Find all lines in the listing that include the word "вирази", then copy them.

Stored entries
○ ○ ○ ○ ○

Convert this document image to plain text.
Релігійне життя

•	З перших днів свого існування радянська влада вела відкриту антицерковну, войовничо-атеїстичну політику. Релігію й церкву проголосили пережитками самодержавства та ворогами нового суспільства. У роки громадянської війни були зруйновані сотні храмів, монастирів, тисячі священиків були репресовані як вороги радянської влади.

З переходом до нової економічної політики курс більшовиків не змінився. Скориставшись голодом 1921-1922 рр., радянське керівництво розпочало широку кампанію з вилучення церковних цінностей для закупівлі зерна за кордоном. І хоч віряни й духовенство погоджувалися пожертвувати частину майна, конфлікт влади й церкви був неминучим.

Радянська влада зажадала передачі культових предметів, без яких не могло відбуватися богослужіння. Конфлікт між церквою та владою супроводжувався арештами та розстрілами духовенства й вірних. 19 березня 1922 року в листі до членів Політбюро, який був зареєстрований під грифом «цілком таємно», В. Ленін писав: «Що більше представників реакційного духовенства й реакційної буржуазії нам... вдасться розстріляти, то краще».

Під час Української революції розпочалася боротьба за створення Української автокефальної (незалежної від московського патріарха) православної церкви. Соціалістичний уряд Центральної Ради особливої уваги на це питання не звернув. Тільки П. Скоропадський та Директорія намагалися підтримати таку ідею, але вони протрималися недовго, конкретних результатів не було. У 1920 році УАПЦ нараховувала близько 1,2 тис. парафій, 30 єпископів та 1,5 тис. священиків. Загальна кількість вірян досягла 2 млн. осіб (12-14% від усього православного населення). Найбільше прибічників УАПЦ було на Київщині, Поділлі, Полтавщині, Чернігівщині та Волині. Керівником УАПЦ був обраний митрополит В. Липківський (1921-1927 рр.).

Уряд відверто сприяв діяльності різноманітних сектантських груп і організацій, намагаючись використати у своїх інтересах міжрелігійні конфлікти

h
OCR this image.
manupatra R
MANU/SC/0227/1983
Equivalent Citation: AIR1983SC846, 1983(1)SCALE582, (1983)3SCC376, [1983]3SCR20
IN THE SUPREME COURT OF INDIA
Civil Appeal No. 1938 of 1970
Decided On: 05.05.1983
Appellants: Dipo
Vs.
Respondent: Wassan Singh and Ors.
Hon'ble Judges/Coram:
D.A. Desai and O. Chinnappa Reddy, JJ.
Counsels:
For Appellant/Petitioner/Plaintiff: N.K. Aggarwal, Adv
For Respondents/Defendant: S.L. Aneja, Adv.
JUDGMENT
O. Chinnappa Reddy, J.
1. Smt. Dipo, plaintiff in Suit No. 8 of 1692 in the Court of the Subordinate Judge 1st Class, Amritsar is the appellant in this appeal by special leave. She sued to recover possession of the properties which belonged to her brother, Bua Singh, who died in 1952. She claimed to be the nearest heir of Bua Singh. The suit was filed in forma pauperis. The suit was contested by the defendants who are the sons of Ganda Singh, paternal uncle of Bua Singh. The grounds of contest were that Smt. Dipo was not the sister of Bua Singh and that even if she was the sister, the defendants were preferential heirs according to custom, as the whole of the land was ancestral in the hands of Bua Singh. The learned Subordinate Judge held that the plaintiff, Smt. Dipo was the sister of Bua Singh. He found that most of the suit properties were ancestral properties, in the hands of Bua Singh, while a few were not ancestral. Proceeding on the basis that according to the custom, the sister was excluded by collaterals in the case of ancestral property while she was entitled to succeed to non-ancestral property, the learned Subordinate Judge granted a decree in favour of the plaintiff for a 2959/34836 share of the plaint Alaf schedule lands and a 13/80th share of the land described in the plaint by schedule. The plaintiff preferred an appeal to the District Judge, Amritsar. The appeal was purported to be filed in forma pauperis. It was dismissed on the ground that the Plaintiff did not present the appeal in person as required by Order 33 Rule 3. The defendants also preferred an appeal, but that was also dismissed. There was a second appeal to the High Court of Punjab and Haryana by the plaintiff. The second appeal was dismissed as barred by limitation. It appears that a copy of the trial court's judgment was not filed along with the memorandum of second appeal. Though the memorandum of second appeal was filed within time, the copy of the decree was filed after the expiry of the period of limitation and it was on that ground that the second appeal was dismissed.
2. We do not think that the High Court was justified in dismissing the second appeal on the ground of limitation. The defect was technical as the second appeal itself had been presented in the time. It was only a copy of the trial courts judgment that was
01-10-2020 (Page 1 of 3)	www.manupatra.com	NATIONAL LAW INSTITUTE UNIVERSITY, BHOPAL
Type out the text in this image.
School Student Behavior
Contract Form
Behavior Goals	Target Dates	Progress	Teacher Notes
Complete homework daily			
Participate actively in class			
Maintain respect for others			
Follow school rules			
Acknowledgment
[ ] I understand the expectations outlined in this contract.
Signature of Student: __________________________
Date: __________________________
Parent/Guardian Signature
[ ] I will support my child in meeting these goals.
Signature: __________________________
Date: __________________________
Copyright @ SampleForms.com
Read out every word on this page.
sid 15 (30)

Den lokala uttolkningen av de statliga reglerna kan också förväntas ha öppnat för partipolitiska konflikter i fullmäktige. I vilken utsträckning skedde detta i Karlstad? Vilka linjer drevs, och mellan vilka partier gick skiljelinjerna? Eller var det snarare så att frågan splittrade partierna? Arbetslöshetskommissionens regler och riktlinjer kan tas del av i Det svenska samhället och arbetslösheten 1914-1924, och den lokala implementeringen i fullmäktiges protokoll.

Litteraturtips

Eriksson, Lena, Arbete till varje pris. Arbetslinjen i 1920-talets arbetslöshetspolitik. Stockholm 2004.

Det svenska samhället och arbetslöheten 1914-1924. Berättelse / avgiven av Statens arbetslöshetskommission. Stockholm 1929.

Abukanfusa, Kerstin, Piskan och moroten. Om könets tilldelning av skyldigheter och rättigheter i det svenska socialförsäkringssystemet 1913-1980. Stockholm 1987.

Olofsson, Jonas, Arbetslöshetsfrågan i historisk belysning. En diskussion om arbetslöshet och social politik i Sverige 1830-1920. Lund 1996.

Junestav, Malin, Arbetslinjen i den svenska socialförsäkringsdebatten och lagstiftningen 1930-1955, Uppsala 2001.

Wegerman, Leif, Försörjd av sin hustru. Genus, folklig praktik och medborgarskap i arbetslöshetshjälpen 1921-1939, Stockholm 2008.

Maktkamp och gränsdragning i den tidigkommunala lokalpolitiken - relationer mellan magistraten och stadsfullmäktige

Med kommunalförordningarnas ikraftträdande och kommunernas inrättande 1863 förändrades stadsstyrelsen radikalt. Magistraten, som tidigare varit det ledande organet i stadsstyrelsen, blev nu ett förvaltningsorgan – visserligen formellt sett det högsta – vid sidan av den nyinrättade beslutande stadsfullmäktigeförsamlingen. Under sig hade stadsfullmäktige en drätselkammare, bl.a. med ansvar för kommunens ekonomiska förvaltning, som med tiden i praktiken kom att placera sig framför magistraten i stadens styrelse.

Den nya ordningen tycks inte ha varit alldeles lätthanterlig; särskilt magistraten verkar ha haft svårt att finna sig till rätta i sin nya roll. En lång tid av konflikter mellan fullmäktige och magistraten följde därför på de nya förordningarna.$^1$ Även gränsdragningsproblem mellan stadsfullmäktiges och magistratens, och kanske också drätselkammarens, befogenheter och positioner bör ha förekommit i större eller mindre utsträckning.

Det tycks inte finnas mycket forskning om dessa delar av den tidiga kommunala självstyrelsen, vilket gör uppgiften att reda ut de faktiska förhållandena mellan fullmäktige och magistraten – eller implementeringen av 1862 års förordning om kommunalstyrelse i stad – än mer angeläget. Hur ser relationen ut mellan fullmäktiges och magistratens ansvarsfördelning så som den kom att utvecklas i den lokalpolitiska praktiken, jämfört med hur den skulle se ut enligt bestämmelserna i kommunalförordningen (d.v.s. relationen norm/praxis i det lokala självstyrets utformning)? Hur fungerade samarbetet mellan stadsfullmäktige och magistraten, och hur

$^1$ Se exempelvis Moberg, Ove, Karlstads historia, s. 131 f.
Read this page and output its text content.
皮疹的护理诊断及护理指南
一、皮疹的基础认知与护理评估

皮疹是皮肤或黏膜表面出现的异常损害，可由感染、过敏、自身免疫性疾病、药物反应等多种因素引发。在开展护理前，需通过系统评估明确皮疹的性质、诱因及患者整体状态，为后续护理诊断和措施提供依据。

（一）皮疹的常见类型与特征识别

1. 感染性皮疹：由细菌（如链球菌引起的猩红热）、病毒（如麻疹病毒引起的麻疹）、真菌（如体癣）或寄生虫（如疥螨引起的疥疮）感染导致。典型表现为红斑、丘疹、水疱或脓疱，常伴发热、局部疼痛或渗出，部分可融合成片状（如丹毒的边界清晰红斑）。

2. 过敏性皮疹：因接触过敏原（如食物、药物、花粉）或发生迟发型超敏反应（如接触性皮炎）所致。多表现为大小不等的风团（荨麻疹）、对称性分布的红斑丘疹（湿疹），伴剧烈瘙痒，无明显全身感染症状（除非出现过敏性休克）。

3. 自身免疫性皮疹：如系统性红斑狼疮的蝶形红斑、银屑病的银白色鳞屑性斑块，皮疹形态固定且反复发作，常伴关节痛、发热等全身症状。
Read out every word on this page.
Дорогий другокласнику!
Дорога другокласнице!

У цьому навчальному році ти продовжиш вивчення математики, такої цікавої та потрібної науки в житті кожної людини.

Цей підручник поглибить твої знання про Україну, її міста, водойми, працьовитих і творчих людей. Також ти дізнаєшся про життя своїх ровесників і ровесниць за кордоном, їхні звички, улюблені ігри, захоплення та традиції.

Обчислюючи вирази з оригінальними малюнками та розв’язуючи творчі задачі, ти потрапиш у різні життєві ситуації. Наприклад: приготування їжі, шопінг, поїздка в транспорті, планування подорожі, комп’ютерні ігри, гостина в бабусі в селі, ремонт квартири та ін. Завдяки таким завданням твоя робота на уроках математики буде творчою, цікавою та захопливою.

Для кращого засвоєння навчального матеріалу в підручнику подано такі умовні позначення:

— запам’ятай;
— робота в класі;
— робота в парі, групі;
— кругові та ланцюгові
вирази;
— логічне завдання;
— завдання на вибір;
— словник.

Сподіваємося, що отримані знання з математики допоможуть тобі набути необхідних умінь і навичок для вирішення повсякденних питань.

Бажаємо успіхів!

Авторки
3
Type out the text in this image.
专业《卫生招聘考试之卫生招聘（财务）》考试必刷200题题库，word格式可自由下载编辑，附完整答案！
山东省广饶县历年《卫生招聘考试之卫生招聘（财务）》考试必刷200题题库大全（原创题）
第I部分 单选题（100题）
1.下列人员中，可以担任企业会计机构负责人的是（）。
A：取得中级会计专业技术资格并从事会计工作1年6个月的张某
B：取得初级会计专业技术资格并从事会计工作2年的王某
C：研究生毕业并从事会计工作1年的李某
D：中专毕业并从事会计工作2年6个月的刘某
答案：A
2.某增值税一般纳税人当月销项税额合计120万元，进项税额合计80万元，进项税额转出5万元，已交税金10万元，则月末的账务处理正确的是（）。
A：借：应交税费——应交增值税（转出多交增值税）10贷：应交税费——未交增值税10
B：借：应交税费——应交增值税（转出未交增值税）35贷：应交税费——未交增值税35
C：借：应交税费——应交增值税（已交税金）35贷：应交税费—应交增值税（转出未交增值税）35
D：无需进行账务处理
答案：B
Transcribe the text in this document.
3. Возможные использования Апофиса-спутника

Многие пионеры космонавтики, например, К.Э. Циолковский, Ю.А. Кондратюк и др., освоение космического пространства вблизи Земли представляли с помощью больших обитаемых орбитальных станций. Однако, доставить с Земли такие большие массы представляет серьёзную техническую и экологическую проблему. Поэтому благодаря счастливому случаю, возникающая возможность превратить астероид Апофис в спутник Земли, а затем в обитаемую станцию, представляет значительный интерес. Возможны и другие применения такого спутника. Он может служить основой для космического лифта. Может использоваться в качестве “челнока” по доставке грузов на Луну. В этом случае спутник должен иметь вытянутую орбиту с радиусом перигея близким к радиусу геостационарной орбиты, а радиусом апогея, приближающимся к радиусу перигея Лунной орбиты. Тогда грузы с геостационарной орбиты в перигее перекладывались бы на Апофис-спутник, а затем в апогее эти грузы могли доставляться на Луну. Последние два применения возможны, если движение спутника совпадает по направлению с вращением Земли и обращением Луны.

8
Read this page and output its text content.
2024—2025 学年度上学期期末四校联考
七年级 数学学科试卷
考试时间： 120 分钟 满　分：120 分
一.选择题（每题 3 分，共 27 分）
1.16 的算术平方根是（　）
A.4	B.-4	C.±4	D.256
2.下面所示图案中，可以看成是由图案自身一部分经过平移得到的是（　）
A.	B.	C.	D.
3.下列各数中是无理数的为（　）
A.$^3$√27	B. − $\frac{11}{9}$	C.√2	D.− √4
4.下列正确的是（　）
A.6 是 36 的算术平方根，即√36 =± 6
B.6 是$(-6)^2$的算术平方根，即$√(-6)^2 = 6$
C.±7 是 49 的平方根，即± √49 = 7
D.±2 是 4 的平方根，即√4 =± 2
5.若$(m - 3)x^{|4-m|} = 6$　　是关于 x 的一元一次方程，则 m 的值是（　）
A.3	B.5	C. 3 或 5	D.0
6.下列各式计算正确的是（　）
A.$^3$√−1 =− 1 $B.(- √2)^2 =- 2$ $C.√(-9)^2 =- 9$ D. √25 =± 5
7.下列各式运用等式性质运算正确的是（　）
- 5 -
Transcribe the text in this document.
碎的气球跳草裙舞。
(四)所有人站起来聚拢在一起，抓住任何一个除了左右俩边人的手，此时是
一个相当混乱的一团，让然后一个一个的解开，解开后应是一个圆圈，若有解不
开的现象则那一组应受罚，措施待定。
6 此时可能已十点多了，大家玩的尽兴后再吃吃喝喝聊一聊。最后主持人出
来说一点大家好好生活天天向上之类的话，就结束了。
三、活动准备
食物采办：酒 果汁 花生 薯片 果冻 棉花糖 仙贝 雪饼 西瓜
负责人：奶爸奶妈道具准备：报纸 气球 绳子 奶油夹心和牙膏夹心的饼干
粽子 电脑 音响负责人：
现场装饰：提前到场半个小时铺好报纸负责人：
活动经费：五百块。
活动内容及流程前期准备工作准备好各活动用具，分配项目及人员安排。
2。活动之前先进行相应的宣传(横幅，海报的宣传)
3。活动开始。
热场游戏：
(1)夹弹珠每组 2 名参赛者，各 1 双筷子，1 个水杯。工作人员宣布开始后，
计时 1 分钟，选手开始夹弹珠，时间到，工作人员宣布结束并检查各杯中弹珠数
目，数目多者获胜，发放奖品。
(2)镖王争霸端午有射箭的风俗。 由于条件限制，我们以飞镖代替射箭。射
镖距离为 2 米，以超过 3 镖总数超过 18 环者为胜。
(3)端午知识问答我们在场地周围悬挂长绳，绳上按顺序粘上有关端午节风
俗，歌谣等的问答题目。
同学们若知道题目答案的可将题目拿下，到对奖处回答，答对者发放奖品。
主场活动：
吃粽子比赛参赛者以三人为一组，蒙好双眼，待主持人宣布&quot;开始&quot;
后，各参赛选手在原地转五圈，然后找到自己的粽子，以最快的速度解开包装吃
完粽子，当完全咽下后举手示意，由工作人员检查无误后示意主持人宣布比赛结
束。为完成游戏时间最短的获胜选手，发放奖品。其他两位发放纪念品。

○ ○ ○ ○ ○

Solution to this task.
Обчислюючи вирази з оригінальними малюнками та розв’язуючи творчі задачі, ти потрапиш у різні життєві ситуації. Наприклад: приготування їжі, шопінг, поїздка в транспорті, планування подорожі, комп’ютерні ігри, гостина в бабусі в селі, ремонт квартири та ін. Завдяки таким завданням твоя робота на уроках математики буде творчою, цікавою та захопливою.
вирази;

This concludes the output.